WORK TO COMPLETE: Write out each line of the listing as it stands, without the images.

ROWS:
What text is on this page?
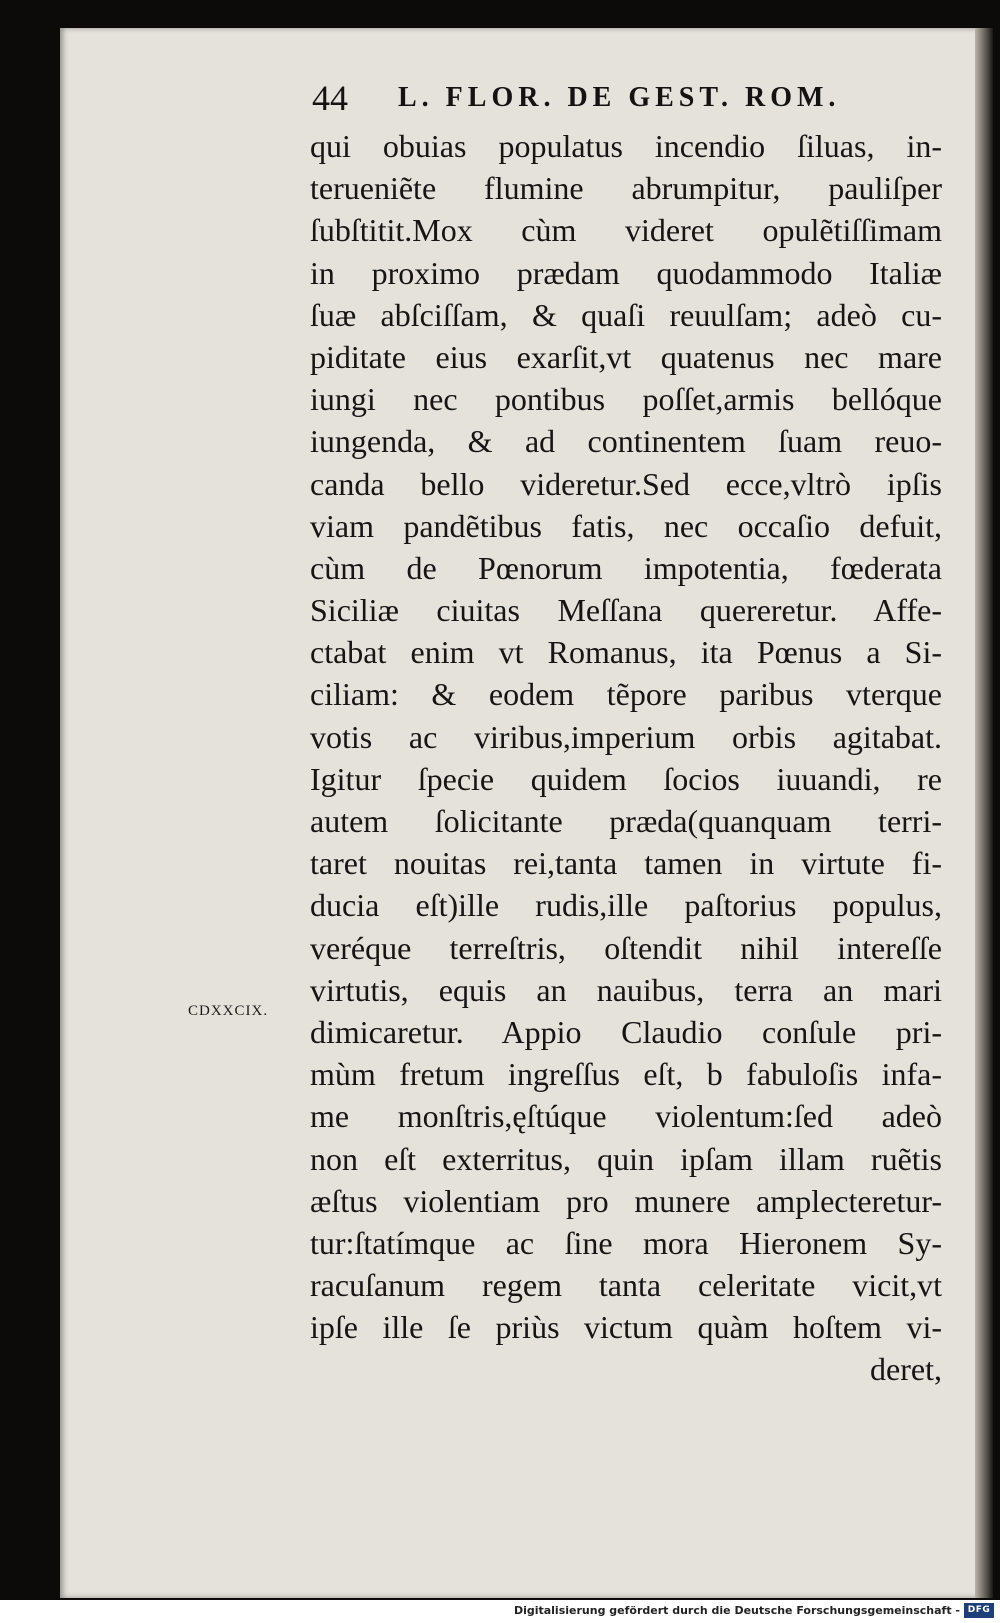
44 L. FLOR. DE GEST. ROM.
CDXXCIX.
qui obuias populatus incendio ſiluas, in-
terueniẽte flumine abrumpitur, pauliſper
ſubſtitit.Mox cùm videret opulẽtiſſimam
in proximo prædam quodammodo Italiæ
ſuæ abſciſſam, & quaſi reuulſam; adeò cu-
piditate eius exarſit,vt quatenus nec mare
iungi nec pontibus poſſet,armis bellóque
iungenda, & ad continentem ſuam reuo-
canda bello videretur.Sed ecce,vltrò ipſis
viam pandẽtibus fatis, nec occaſio defuit,
cùm de Pœnorum impotentia, fœderata
Siciliæ ciuitas Meſſana quereretur. Affe-
ctabat enim vt Romanus, ita Pœnus a Si-
ciliam: & eodem tẽpore paribus vterque
votis ac viribus,imperium orbis agitabat.
Igitur ſpecie quidem ſocios iuuandi, re
autem ſolicitante præda(quanquam terri-
taret nouitas rei,tanta tamen in virtute fi-
ducia eſt)ille rudis,ille paſtorius populus,
veréque terreſtris, oſtendit nihil intereſſe
virtutis, equis an nauibus, terra an mari
dimicaretur. Appio Claudio conſule pri-
mùm fretum ingreſſus eſt, b fabuloſis infa-
me monſtris,ęſtúque violentum:ſed adeò
non eſt exterritus, quin ipſam illam ruẽtis
æſtus violentiam pro munere amplecteretur-
tur:ſtatímque ac ſine mora Hieronem Sy-
racuſanum regem tanta celeritate vicit,vt
ipſe ille ſe priùs victum quàm hoſtem vi-
deret,
Digitalisierung gefördert durch die Deutsche Forschungsgemeinschaft - DFG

THE ANSWER:
What text is on this page?
44 L. FLOR. DE GEST. ROM.
CDXXCIX.
qui obuias populatus incendio ſiluas, in-
terueniẽte flumine abrumpitur, pauliſper
ſubſtitit.Mox cùm videret opulẽtiſſimam
in proximo prædam quodammodo Italiæ
ſuæ abſciſſam, & quaſi reuulſam; adeò cu-
piditate eius exarſit,vt quatenus nec mare
iungi nec pontibus poſſet,armis bellóque
iungenda, & ad continentem ſuam reuo-
canda bello videretur.Sed ecce,vltrò ipſis
viam pandẽtibus fatis, nec occaſio defuit,
cùm de Pœnorum impotentia, fœderata
Siciliæ ciuitas Meſſana quereretur. Affe-
ctabat enim vt Romanus, ita Pœnus a Si-
ciliam: & eodem tẽpore paribus vterque
votis ac viribus,imperium orbis agitabat.
Igitur ſpecie quidem ſocios iuuandi, re
autem ſolicitante præda(quanquam terri-
taret nouitas rei,tanta tamen in virtute fi-
ducia eſt)ille rudis,ille paſtorius populus,
veréque terreſtris, oſtendit nihil intereſſe
virtutis, equis an nauibus, terra an mari
dimicaretur. Appio Claudio conſule pri-
mùm fretum ingreſſus eſt, b fabuloſis infa-
me monſtris,ęſtúque violentum:ſed adeò
non eſt exterritus, quin ipſam illam ruẽtis
æſtus violentiam pro munere amplecteretur-
tur:ſtatímque ac ſine mora Hieronem Sy-
racuſanum regem tanta celeritate vicit,vt
ipſe ille ſe priùs victum quàm hoſtem vi-
deret,
Digitalisierung gefördert durch die Deutsche Forschungsgemeinschaft - DFG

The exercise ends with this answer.